Written request —
Return all lines from the listing below in which the string "heading" occurs.

**********

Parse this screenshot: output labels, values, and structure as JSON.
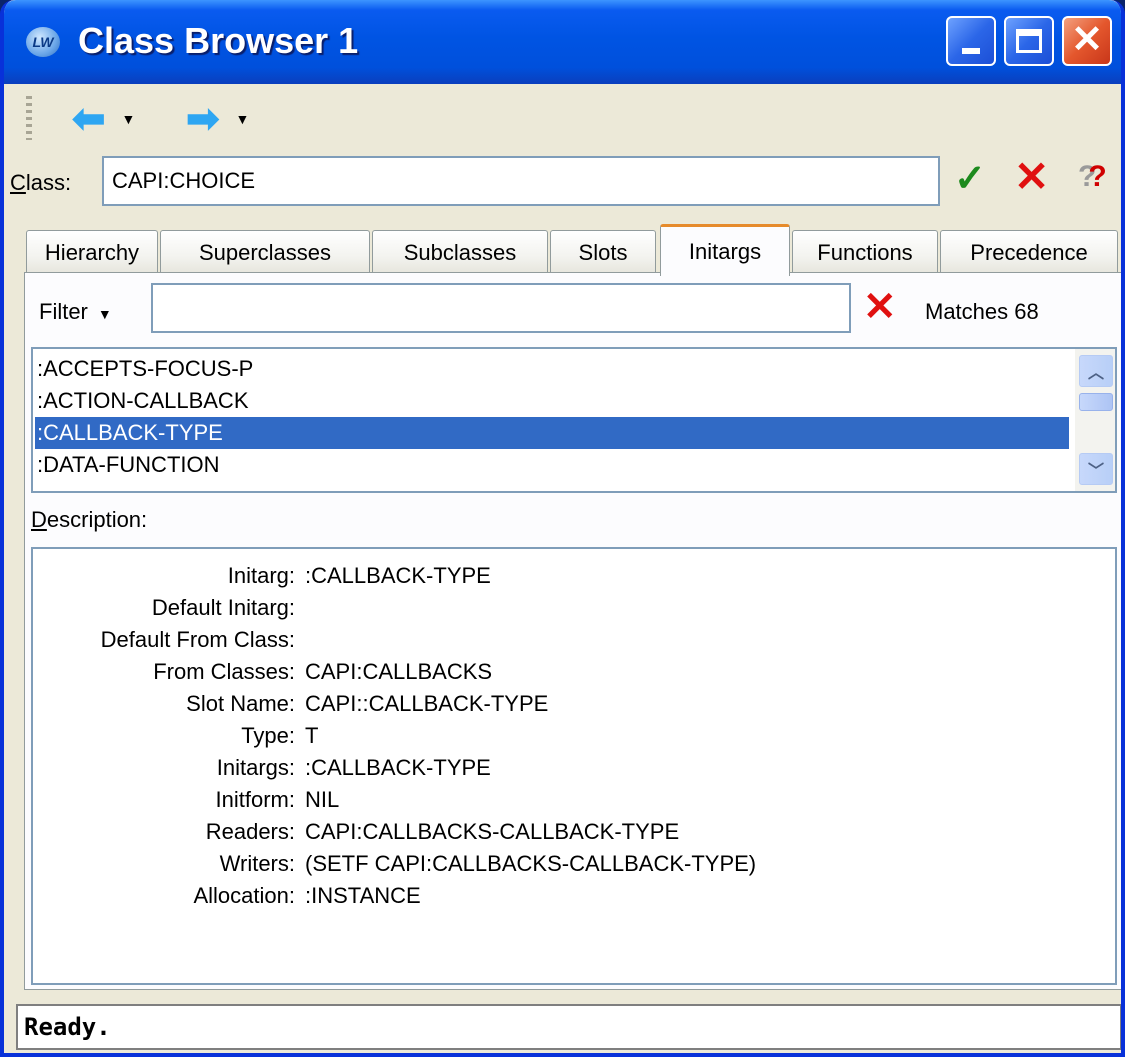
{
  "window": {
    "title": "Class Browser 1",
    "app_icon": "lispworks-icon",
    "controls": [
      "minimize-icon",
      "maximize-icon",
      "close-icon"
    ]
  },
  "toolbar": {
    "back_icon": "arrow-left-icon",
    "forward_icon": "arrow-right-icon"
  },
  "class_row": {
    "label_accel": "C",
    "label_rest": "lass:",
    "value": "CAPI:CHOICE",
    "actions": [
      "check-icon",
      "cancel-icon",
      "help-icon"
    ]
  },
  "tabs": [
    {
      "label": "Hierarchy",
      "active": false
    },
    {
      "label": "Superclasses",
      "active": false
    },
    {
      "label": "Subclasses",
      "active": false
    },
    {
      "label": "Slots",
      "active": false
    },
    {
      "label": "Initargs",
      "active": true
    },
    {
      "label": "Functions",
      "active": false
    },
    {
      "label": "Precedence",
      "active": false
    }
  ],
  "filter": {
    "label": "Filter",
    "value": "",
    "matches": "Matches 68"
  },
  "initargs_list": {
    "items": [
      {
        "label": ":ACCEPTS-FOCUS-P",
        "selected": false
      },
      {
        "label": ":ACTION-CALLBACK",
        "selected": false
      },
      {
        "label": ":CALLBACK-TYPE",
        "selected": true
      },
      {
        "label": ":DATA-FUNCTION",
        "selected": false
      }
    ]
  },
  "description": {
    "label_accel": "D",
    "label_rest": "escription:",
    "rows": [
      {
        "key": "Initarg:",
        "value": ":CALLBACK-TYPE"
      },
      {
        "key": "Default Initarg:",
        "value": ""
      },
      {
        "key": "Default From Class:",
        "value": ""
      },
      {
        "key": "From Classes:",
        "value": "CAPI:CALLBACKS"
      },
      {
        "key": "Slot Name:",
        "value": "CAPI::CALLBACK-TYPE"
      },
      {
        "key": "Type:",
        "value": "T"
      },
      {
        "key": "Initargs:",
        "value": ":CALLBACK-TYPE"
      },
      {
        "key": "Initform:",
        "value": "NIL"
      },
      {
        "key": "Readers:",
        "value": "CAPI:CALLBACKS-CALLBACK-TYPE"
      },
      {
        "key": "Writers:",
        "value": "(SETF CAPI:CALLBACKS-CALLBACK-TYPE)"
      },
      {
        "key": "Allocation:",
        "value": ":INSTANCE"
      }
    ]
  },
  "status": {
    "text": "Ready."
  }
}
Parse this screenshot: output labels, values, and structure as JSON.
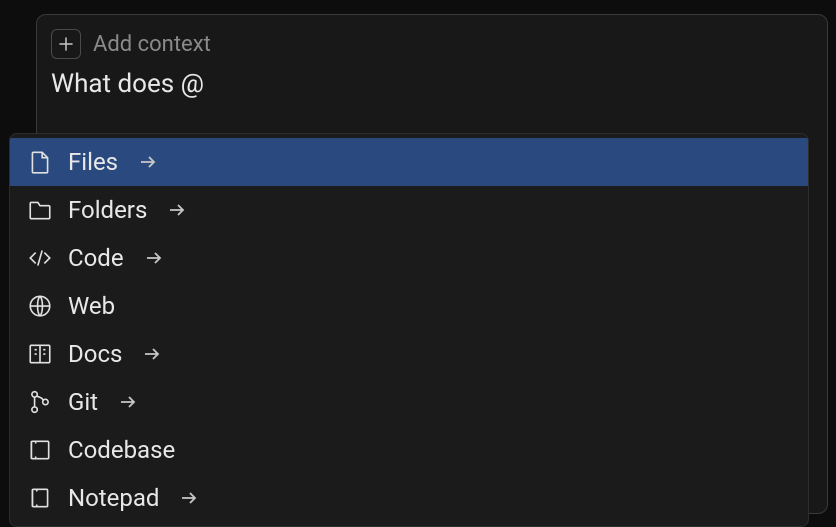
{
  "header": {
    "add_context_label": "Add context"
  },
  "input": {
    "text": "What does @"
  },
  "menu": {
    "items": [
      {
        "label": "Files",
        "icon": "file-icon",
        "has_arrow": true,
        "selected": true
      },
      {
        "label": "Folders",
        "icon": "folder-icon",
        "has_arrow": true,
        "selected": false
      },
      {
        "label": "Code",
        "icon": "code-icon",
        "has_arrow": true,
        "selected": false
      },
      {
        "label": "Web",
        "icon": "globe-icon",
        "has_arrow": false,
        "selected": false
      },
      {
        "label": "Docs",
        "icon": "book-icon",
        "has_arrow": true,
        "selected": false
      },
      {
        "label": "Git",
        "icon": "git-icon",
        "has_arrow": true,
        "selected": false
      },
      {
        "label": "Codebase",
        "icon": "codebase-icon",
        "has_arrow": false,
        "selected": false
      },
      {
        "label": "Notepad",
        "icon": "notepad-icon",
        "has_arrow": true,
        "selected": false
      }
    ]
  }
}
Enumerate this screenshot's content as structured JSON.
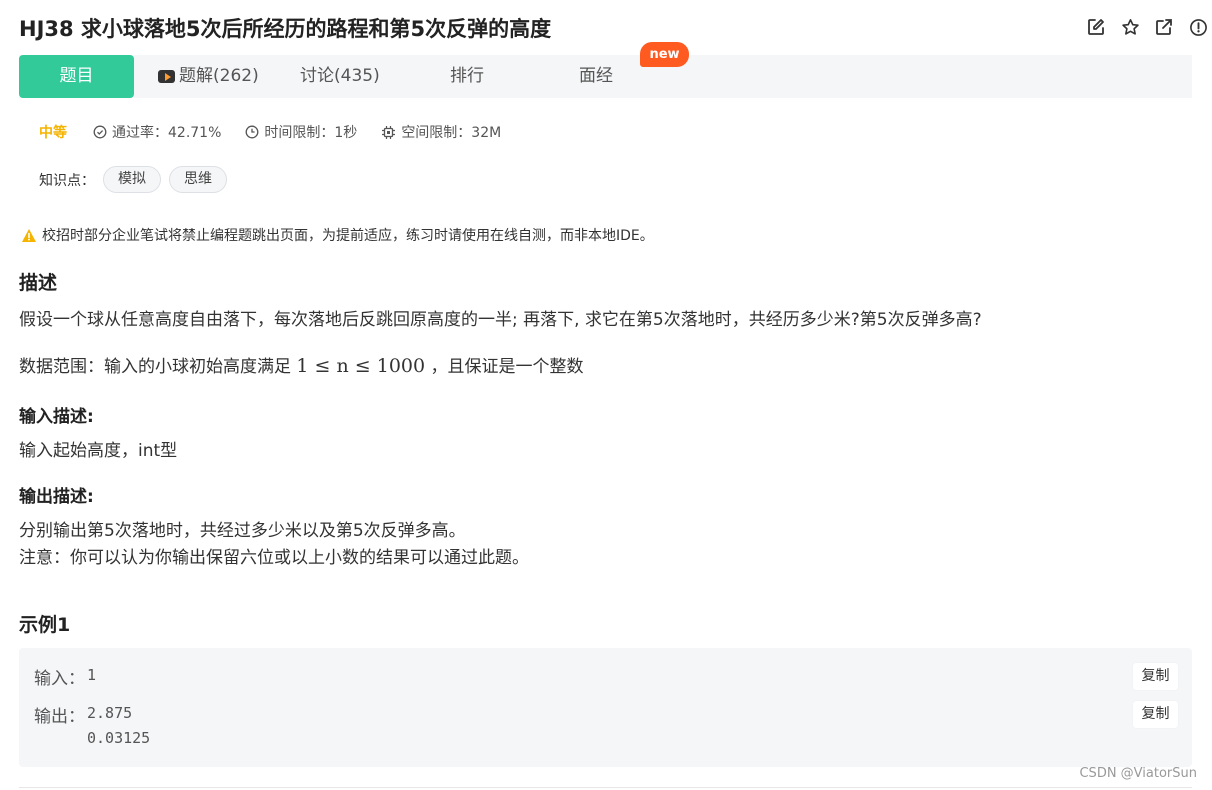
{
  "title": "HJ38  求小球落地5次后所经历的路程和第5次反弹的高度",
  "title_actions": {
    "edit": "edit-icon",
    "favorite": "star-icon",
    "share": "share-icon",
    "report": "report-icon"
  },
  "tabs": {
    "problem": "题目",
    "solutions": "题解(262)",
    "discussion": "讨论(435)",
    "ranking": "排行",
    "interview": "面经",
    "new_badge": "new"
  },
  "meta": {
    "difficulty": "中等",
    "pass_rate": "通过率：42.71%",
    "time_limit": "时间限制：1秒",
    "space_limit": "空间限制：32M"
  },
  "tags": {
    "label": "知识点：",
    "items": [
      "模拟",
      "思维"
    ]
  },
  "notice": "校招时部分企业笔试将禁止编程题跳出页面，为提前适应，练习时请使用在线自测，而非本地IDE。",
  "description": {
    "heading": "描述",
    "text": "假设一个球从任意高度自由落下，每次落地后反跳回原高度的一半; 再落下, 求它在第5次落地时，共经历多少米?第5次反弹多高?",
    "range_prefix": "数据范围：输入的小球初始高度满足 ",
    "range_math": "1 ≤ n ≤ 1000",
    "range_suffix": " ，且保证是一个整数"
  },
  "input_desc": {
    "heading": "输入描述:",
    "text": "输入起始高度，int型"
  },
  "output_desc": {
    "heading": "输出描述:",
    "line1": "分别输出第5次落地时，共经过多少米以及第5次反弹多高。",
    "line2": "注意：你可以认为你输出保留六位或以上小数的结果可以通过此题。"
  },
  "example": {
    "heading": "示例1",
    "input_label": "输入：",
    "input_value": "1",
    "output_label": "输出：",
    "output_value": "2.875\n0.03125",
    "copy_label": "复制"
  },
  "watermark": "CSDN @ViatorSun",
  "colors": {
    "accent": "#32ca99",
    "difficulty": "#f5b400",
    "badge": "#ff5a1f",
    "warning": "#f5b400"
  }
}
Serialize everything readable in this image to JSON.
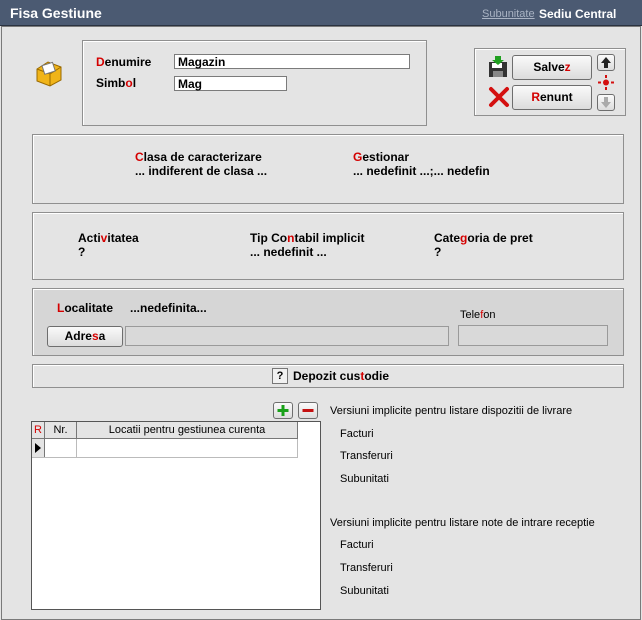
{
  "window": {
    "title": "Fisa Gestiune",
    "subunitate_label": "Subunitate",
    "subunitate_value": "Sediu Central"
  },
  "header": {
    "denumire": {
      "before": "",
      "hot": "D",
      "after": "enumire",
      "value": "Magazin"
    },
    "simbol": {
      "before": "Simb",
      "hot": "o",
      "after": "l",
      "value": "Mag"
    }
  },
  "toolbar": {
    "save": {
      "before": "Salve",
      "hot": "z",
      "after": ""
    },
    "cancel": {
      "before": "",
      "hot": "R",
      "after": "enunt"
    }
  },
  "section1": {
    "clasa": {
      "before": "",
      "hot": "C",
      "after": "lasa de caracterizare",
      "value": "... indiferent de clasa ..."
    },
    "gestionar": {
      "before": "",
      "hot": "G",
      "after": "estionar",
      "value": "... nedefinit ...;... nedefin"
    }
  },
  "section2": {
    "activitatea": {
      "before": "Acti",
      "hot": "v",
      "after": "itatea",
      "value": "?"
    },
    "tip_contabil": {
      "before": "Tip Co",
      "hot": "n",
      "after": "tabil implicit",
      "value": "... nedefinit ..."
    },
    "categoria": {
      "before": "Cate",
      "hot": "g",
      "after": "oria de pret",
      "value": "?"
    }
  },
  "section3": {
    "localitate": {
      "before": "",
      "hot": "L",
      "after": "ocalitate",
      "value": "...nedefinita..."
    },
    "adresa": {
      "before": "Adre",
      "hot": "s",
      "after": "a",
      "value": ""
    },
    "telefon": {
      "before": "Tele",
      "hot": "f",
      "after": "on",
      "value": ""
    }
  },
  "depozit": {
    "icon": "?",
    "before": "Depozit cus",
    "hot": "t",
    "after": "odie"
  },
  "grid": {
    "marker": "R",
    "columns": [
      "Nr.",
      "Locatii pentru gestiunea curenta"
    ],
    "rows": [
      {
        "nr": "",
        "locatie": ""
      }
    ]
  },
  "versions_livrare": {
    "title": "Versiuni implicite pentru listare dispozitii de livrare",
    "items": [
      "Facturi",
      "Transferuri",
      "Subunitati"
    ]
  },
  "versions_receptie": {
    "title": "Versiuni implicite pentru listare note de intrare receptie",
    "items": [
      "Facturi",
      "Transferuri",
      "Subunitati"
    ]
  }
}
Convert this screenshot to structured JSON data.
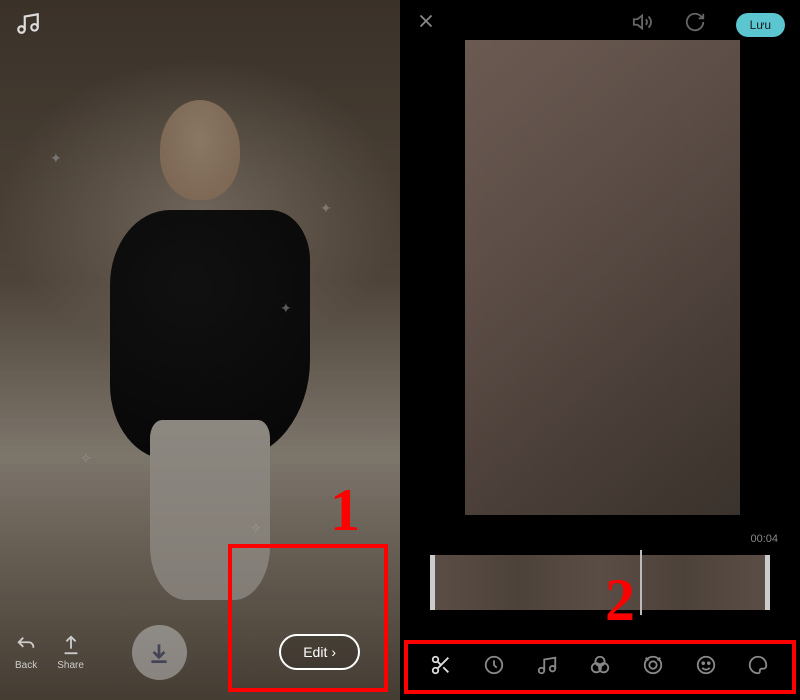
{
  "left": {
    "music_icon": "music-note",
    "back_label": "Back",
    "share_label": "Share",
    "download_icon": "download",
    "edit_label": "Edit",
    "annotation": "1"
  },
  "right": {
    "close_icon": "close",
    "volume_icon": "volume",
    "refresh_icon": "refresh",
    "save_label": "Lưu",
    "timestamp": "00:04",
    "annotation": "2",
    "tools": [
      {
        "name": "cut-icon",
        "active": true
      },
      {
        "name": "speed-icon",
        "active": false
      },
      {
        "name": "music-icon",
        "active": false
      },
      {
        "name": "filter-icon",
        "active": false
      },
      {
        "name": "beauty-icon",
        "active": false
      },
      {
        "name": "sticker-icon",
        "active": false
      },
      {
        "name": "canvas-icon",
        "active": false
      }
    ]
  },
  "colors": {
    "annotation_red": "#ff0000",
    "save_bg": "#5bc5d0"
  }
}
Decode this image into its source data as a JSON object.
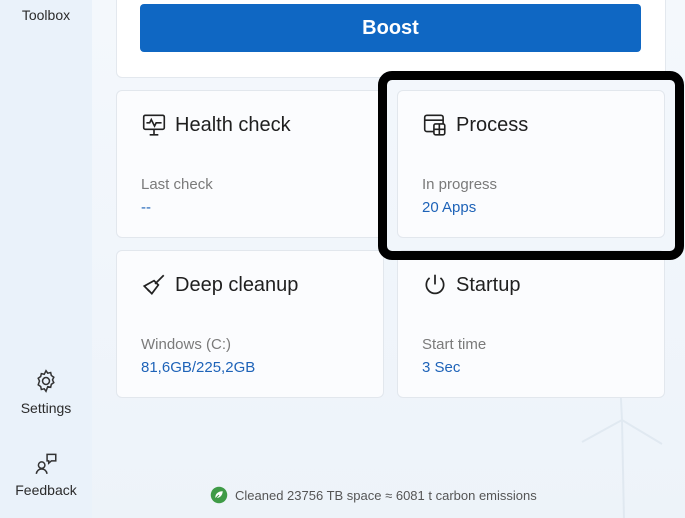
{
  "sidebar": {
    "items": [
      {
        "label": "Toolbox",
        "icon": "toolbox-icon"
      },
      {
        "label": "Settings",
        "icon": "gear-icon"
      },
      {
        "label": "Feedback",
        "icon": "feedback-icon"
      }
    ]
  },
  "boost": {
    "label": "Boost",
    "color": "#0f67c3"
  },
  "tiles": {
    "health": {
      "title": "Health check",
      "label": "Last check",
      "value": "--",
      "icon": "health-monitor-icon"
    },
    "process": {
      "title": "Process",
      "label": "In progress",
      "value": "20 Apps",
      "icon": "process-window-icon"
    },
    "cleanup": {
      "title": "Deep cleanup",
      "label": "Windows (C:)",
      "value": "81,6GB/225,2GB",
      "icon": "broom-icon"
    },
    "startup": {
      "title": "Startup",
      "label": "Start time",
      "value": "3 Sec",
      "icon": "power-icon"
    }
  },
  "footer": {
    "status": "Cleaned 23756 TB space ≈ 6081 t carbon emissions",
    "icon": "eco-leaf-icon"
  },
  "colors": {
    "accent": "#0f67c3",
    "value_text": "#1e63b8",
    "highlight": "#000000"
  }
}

**********

Answer to this problem —
    "heading": "描述",
    "heading": "输入描述:",
    "heading": "输出描述:",
    "heading": "示例1",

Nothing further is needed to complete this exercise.